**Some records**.
— BEGIN —
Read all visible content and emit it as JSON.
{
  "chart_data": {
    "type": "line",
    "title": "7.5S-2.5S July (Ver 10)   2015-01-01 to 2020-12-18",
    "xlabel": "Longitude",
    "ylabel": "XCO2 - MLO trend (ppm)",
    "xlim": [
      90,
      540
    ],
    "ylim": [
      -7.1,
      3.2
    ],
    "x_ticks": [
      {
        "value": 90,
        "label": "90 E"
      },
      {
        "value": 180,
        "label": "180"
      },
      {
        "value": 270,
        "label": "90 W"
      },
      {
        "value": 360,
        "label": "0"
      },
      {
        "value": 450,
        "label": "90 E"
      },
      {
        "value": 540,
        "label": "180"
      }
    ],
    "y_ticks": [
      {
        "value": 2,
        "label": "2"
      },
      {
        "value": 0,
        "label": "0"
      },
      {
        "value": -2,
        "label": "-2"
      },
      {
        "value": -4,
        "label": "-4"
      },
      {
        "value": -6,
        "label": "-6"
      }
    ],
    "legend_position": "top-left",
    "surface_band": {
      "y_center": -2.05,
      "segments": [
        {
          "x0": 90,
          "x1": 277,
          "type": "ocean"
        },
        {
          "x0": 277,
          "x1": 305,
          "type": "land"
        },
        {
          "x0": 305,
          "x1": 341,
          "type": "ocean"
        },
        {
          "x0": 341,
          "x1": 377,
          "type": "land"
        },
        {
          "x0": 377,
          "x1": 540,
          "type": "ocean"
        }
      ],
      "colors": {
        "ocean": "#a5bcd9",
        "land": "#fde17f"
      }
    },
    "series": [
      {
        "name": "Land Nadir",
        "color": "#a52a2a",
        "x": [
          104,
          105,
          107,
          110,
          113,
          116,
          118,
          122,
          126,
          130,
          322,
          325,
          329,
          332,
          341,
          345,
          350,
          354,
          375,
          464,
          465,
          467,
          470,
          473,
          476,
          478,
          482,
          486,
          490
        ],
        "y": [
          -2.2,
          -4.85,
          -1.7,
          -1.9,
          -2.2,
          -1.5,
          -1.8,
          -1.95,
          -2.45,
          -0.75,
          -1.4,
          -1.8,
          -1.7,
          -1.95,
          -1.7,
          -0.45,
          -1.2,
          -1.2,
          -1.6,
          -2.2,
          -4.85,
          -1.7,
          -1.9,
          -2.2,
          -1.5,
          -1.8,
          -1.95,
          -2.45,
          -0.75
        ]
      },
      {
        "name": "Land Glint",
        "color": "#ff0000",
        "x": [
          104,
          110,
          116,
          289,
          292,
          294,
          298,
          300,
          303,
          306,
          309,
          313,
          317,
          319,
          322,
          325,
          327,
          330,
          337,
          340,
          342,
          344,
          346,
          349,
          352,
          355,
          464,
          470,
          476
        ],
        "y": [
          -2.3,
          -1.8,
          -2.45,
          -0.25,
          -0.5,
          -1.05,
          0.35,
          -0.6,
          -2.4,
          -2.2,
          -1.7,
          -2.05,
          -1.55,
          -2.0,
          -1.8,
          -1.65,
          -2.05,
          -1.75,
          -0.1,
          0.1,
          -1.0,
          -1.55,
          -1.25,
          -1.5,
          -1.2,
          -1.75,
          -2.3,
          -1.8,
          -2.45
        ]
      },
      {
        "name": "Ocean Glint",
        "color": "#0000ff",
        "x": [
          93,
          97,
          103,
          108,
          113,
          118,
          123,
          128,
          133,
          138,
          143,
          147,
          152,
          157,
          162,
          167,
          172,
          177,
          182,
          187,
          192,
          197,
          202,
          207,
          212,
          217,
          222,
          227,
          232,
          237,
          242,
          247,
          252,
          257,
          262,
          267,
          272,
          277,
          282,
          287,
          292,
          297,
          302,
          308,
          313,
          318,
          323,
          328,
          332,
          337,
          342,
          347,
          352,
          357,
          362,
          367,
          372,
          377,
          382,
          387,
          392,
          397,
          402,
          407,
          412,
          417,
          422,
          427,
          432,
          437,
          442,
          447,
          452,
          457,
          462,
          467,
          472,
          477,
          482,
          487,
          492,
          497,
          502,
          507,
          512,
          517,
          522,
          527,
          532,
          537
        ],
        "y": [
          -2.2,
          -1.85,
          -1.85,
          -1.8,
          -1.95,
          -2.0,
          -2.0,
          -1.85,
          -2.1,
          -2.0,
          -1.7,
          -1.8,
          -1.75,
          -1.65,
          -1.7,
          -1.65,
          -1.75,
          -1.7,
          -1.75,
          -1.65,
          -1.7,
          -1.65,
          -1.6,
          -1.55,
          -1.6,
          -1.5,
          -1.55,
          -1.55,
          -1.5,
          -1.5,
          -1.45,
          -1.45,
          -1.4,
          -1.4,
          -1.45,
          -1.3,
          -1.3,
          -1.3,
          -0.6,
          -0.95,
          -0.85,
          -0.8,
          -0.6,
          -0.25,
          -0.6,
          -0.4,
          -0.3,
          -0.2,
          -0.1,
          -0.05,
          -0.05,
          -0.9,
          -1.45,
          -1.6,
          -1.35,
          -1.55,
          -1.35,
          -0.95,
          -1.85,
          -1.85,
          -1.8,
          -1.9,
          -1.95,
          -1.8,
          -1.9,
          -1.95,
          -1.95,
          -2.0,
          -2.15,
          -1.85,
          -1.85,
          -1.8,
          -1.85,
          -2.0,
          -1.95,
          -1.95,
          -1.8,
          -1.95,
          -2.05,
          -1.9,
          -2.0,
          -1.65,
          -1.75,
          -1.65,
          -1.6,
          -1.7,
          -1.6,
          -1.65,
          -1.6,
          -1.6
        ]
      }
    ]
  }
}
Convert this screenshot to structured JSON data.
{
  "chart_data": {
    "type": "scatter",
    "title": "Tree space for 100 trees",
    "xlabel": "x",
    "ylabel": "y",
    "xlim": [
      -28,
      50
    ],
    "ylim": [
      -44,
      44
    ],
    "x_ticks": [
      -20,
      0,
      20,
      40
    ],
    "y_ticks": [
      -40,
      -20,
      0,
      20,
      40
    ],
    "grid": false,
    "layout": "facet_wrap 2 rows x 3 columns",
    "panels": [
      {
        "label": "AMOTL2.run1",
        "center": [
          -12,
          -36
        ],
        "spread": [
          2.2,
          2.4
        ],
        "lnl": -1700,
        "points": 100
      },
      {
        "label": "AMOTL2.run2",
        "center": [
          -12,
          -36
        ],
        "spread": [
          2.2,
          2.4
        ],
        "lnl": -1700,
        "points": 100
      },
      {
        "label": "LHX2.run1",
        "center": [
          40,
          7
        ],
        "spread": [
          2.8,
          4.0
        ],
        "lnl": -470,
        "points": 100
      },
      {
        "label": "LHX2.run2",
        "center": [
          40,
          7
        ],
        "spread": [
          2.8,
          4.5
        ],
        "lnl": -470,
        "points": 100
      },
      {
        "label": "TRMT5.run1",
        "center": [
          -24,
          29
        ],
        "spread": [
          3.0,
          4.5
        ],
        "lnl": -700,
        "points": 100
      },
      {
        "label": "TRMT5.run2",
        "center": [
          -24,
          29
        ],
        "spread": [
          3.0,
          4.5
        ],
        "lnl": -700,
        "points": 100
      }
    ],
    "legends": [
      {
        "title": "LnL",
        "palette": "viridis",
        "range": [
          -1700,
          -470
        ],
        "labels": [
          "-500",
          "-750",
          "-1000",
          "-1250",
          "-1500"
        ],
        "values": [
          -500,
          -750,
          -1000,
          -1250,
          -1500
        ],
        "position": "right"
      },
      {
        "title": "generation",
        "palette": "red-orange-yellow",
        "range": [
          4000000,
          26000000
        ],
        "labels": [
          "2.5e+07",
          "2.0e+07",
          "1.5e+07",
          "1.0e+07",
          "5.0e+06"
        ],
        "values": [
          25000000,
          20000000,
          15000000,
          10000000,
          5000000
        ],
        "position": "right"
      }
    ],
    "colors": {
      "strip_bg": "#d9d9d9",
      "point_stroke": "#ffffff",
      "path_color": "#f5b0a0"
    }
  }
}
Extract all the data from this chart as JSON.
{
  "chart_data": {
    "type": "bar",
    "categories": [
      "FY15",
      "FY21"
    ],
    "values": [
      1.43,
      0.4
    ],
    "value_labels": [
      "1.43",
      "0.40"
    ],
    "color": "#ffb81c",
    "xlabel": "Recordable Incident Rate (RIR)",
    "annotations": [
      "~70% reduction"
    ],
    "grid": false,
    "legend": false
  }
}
— END —
**Objective**. Find the line that contains "Extract all the data from this chart as JSON." in the listing above. Retype it and every line after it up to the last, exactly, and nothing else.

**Exercise result**.
Extract all the data from this chart as JSON.
{
  "chart_data": {
    "type": "bar",
    "categories": [
      "FY15",
      "FY21"
    ],
    "values": [
      1.43,
      0.4
    ],
    "value_labels": [
      "1.43",
      "0.40"
    ],
    "color": "#ffb81c",
    "xlabel": "Recordable Incident Rate (RIR)",
    "annotations": [
      "~70% reduction"
    ],
    "grid": false,
    "legend": false
  }
}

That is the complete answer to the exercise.